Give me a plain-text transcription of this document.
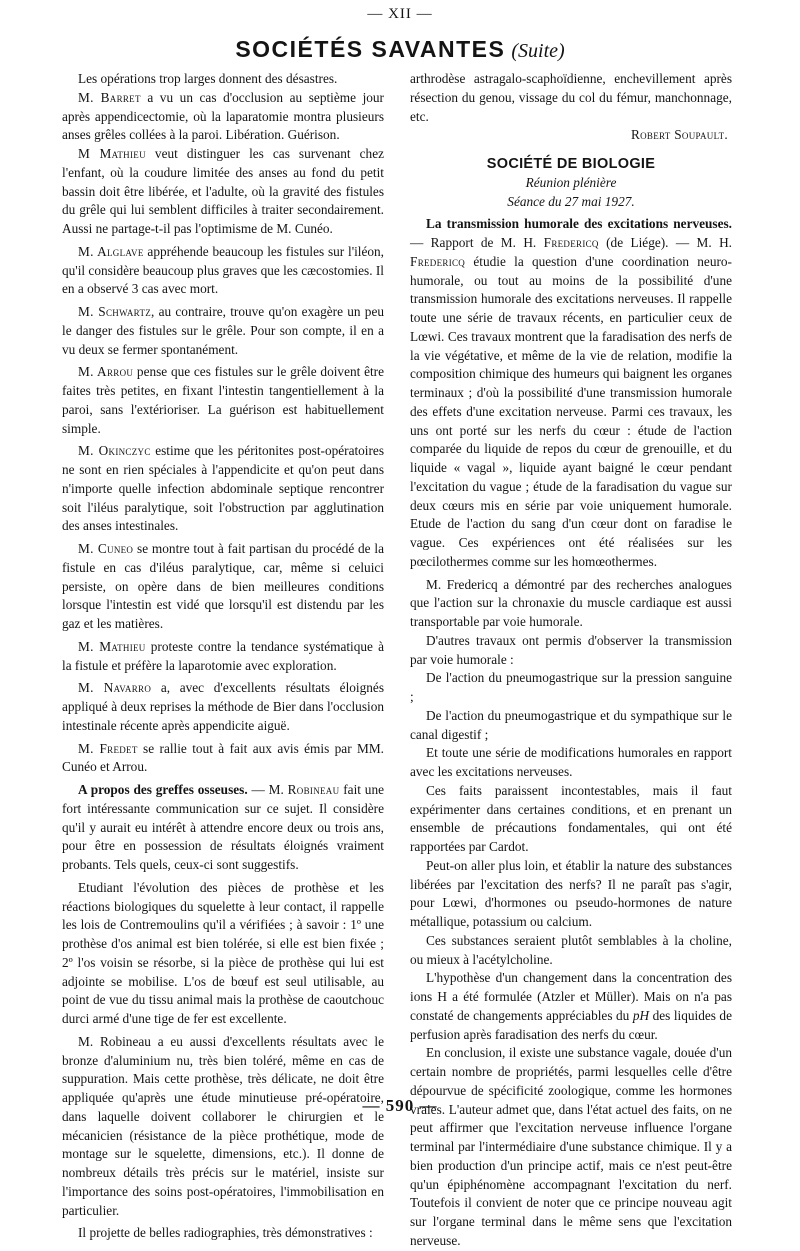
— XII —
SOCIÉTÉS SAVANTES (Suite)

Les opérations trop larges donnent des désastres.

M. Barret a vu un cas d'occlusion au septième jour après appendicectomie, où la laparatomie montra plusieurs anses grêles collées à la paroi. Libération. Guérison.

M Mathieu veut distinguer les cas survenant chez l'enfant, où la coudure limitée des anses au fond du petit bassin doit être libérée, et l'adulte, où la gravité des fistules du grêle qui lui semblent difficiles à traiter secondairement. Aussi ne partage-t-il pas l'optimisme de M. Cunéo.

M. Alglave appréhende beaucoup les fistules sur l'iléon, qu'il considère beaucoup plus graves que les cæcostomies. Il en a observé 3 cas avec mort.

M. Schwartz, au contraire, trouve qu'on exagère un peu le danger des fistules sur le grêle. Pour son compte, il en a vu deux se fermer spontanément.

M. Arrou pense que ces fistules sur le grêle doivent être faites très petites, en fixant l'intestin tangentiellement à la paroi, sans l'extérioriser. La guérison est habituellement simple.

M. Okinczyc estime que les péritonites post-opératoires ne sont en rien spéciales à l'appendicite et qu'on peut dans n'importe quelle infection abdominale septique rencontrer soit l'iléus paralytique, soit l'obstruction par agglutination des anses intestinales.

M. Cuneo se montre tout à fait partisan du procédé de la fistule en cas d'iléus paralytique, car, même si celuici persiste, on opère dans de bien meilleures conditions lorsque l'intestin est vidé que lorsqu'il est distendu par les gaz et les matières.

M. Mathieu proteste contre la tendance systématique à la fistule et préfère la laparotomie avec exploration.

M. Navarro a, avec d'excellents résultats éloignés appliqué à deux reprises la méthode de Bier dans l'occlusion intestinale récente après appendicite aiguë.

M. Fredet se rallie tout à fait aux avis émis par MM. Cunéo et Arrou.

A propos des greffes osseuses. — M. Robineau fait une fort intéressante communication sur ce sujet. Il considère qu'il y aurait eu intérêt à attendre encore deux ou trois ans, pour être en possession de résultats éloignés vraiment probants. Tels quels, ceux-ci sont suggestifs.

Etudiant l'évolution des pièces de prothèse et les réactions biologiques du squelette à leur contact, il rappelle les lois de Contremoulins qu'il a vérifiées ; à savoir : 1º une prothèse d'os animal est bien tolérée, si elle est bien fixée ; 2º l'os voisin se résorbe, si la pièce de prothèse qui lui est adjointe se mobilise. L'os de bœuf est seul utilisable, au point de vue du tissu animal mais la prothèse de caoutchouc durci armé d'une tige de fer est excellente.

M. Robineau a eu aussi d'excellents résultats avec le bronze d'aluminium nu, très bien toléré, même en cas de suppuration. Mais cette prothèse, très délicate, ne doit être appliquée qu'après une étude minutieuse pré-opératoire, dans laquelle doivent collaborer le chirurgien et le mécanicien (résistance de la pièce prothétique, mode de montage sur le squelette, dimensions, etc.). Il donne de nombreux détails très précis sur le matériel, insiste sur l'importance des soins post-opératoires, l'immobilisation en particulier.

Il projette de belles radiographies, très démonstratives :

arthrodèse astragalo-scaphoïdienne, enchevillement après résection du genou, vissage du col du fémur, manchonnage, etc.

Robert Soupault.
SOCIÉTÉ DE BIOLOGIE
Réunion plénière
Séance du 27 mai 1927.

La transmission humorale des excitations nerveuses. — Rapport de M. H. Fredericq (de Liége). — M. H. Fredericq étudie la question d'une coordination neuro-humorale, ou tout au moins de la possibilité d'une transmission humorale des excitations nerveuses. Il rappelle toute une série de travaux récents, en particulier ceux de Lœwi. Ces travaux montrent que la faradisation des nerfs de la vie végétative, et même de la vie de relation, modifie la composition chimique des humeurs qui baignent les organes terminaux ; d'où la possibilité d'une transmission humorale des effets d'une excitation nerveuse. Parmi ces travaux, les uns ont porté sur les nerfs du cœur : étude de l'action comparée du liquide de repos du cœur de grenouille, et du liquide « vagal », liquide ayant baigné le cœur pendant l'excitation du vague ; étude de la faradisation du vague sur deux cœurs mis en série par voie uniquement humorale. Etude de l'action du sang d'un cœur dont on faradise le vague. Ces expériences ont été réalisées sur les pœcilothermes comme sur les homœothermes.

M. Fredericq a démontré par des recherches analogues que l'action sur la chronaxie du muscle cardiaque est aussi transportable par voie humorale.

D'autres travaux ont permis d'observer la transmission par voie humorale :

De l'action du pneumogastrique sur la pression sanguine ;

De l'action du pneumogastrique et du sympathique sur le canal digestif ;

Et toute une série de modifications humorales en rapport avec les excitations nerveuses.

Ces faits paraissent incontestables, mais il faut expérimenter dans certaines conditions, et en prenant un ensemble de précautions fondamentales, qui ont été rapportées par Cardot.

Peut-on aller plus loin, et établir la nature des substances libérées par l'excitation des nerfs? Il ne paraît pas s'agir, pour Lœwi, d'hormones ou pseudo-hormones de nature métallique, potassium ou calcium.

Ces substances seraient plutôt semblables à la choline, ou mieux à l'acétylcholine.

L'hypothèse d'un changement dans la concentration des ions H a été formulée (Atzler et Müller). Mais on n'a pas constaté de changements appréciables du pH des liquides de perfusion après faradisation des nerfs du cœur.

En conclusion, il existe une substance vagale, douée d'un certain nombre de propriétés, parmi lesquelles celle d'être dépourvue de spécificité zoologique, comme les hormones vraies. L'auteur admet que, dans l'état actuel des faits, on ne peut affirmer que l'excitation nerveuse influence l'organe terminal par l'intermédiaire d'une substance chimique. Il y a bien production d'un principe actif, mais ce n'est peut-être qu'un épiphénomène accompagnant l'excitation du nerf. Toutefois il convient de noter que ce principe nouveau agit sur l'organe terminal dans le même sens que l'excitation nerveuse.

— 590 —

————

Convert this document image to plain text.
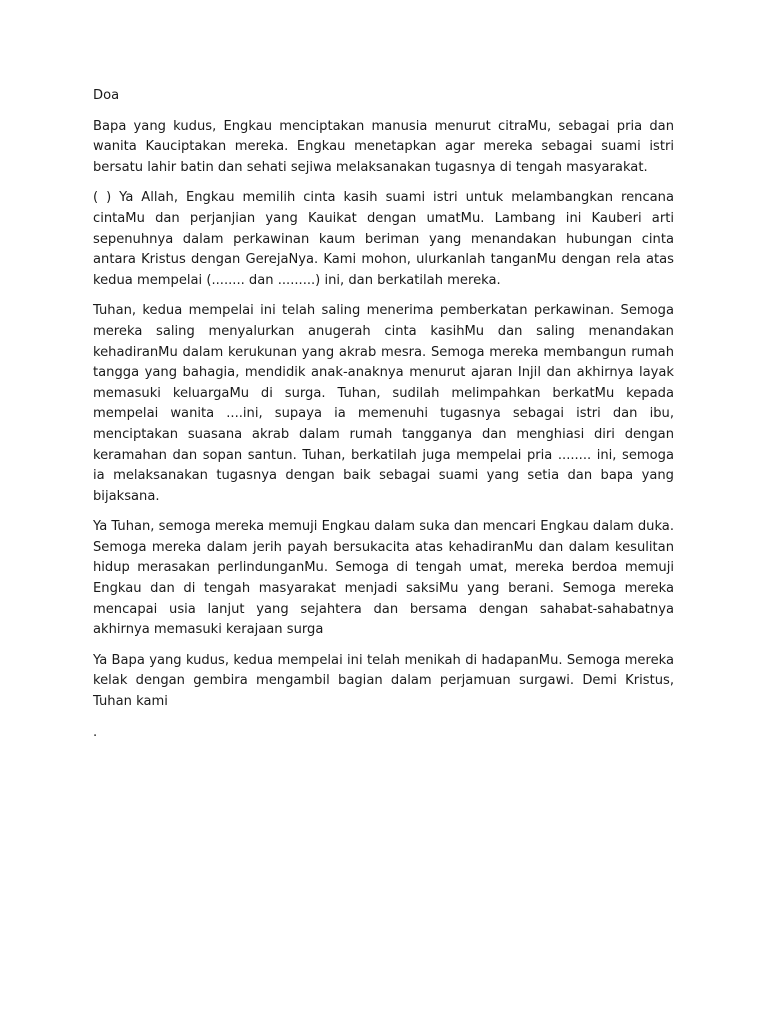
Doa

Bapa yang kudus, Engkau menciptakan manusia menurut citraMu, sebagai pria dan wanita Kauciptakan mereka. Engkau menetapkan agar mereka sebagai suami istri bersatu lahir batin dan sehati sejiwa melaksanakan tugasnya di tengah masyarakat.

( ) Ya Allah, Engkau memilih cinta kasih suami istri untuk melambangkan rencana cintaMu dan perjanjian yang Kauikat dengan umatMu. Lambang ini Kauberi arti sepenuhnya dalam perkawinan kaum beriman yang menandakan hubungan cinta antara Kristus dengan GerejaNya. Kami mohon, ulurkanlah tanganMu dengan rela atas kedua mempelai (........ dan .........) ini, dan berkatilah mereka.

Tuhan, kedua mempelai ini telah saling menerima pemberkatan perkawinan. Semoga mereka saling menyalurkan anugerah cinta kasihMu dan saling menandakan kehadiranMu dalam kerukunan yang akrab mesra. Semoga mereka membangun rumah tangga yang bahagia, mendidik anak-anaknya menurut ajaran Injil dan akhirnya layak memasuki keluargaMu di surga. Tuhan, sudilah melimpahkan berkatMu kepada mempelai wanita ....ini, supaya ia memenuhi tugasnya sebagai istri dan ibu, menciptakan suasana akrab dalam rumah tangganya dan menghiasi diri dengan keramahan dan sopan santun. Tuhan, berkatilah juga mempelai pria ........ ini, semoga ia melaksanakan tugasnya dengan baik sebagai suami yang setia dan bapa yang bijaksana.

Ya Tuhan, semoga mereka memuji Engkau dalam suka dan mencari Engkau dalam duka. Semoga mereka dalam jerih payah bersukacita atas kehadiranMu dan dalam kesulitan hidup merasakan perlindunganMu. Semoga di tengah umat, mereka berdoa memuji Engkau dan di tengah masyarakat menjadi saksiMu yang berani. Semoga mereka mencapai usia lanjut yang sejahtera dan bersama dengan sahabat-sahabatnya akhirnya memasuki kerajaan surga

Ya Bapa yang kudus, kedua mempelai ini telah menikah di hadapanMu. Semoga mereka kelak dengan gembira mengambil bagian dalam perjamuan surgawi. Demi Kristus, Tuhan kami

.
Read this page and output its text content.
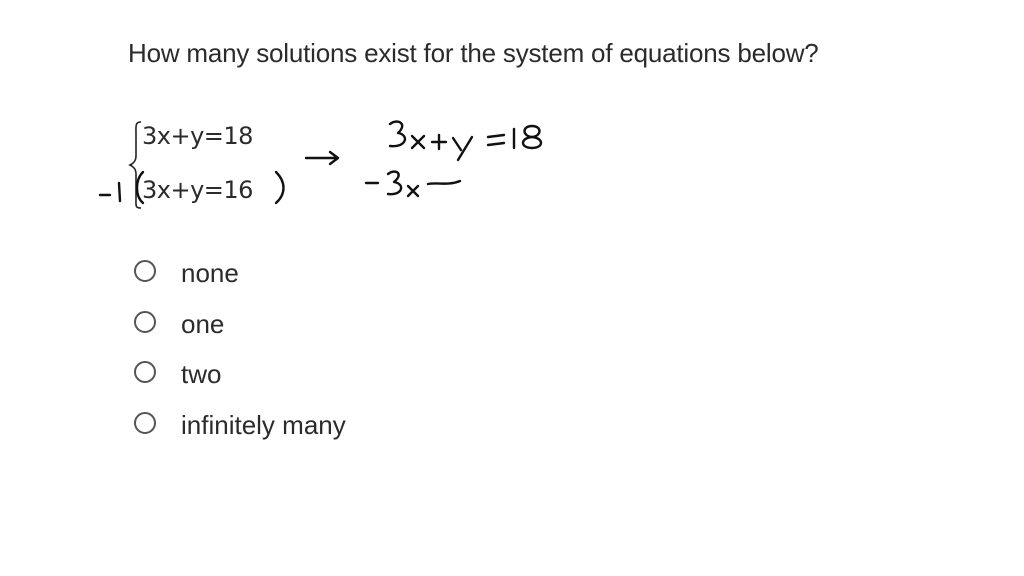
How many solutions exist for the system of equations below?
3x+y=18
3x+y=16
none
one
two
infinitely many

————

* **Task goal**
Filter out all lines lacking the word "voie" and copy the rest.

* **In response**
La transmission humorale des excitations nerveuses. — Rapport de M. H. Fredericq (de Liége). — M. H. Fredericq étudie la question d'une coordination neuro-humorale, ou tout au moins de la possibilité d'une transmission humorale des excitations nerveuses. Il rappelle toute une série de travaux récents, en particulier ceux de Lœwi. Ces travaux montrent que la faradisation des nerfs de la vie végétative, et même de la vie de relation, modifie la composition chimique des humeurs qui baignent les organes terminaux ; d'où la possibilité d'une transmission humorale des effets d'une excitation nerveuse. Parmi ces travaux, les uns ont porté sur les nerfs du cœur : étude de l'action comparée du liquide de repos du cœur de grenouille, et du liquide « vagal », liquide ayant baigné le cœur pendant l'excitation du vague ; étude de la faradisation du vague sur deux cœurs mis en série par voie uniquement humorale. Etude de l'action du sang d'un cœur dont on faradise le vague. Ces expériences ont été réalisées sur les pœcilothermes comme sur les homœothermes.
M. Fredericq a démontré par des recherches analogues que l'action sur la chronaxie du muscle cardiaque est aussi transportable par voie humorale.
D'autres travaux ont permis d'observer la transmission par voie humorale :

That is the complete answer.